* Task statement *
Extract each line where the string "ordinary" shows up.

★ ★ ★ ★ ★ ★ ★

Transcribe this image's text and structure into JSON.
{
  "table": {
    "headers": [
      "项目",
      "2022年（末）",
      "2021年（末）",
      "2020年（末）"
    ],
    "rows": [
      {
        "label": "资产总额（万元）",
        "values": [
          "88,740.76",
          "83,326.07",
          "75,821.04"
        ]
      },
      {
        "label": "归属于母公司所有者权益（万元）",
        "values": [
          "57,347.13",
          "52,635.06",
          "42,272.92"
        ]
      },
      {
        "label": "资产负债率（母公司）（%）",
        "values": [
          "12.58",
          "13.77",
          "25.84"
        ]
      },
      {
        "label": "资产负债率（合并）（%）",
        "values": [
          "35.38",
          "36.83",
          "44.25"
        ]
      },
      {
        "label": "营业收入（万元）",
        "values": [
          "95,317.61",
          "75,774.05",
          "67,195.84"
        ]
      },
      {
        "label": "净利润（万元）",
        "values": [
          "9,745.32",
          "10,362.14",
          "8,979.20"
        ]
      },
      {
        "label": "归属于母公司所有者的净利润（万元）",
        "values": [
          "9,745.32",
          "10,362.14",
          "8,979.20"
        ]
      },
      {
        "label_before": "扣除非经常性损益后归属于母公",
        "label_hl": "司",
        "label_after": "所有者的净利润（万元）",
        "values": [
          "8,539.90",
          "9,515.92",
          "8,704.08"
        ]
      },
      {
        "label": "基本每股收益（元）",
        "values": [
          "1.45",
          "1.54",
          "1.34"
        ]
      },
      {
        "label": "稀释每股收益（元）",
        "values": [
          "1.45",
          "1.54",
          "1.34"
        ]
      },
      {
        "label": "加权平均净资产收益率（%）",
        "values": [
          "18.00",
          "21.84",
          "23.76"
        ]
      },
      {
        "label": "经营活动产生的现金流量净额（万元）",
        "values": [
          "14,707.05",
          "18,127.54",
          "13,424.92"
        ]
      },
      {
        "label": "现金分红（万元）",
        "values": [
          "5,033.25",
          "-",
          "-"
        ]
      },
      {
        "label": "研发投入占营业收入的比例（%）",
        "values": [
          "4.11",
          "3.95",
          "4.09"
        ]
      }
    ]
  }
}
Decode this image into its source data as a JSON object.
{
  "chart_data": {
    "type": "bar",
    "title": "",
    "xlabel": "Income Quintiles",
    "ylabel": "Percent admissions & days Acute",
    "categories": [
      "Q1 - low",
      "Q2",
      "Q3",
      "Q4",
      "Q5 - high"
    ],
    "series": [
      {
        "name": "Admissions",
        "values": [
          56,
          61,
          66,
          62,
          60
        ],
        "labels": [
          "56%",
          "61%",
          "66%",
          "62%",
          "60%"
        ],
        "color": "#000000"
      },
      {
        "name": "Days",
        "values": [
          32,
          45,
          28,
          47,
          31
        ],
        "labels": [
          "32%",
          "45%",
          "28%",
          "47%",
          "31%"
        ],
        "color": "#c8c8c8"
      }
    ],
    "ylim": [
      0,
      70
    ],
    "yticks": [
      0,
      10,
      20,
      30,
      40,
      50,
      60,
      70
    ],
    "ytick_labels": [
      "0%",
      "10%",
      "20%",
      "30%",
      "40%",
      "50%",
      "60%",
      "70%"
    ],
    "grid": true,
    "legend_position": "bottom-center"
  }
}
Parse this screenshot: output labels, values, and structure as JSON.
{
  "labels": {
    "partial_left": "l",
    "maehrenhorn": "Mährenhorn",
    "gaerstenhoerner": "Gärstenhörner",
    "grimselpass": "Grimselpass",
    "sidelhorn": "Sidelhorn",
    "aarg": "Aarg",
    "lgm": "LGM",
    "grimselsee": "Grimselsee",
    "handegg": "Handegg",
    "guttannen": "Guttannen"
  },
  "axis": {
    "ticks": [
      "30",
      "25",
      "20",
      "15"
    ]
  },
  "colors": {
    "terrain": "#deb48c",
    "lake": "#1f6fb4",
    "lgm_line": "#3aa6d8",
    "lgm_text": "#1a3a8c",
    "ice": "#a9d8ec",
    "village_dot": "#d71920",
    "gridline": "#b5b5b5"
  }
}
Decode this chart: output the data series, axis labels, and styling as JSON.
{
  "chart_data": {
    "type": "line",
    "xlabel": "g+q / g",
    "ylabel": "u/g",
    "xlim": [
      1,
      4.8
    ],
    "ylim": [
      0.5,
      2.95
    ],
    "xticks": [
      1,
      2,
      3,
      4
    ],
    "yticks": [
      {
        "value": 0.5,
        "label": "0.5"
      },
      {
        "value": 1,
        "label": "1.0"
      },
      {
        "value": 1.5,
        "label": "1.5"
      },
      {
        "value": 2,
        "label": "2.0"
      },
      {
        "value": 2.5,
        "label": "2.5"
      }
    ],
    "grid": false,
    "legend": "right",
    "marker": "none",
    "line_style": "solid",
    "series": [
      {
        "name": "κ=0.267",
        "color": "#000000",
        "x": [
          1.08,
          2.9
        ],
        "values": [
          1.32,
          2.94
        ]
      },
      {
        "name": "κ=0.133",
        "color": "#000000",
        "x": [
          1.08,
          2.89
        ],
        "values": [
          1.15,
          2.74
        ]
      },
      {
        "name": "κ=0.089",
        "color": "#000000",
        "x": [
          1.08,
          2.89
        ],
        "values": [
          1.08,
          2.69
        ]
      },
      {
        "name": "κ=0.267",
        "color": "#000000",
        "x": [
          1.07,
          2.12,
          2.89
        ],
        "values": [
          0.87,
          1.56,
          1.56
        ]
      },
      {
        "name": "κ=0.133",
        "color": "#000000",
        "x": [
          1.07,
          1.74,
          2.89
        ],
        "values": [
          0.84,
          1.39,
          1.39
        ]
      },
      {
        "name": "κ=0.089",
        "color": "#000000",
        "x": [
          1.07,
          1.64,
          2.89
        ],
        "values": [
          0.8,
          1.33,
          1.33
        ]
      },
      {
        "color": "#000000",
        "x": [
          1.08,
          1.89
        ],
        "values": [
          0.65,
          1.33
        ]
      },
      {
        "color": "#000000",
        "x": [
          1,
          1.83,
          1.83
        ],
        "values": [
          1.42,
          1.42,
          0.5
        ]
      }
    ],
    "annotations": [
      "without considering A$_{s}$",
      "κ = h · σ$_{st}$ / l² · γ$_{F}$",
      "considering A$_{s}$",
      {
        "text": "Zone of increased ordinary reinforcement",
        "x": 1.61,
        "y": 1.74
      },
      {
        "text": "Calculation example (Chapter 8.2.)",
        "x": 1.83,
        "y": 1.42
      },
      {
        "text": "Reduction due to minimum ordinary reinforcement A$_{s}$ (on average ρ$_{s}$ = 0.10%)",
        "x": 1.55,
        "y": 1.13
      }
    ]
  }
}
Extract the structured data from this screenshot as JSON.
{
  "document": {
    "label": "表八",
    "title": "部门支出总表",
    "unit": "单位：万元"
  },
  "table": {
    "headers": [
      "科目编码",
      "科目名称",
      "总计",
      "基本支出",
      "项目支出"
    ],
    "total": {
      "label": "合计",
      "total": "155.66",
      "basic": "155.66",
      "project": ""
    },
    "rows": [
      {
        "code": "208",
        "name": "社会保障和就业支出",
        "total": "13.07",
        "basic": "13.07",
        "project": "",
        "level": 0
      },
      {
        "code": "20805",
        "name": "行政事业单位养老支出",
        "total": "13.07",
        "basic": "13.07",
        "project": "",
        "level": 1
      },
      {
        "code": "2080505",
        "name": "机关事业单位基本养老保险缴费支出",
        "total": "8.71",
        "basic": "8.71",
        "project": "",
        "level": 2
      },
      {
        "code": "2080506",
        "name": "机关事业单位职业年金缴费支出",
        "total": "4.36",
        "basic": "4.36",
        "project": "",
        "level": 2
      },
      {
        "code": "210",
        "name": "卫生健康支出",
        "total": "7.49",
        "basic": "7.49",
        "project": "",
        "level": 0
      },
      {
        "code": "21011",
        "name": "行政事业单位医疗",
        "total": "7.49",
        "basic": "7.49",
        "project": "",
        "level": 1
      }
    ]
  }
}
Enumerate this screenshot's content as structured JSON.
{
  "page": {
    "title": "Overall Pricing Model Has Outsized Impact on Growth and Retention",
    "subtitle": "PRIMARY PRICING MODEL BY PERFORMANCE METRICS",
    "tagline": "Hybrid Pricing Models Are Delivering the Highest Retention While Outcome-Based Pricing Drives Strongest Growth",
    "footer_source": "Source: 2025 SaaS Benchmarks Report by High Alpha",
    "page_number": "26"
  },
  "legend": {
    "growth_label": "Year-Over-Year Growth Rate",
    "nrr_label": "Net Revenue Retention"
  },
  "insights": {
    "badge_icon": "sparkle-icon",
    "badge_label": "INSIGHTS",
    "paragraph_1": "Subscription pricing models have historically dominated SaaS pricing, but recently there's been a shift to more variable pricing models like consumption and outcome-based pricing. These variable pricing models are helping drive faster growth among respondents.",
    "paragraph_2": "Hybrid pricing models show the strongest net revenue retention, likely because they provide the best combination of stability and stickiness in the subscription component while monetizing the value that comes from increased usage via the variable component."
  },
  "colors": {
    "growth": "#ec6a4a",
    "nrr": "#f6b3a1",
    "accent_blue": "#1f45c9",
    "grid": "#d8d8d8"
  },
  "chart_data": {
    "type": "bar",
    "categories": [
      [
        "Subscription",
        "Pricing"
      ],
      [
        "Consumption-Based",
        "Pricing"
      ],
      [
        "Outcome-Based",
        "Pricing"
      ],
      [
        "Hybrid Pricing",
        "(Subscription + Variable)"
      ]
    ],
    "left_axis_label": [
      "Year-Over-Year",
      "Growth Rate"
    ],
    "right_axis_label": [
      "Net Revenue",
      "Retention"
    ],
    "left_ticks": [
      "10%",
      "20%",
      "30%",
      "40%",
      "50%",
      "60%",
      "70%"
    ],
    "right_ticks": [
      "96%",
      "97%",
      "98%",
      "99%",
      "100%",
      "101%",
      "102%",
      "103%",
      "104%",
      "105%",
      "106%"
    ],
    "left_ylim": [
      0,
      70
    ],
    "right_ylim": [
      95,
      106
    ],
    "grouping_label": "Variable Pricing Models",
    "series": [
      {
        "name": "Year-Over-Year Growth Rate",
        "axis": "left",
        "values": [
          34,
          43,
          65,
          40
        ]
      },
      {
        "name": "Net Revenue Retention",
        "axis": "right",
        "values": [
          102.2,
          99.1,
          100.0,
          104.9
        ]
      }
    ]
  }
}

★ ★ ★ ★ ★ ★ ★

* Correct result *
        "text": "Zone of increased ordinary reinforcement",
        "text": "Reduction due to minimum ordinary reinforcement A$_{s}$ (on average ρ$_{s}$ = 0.10%)",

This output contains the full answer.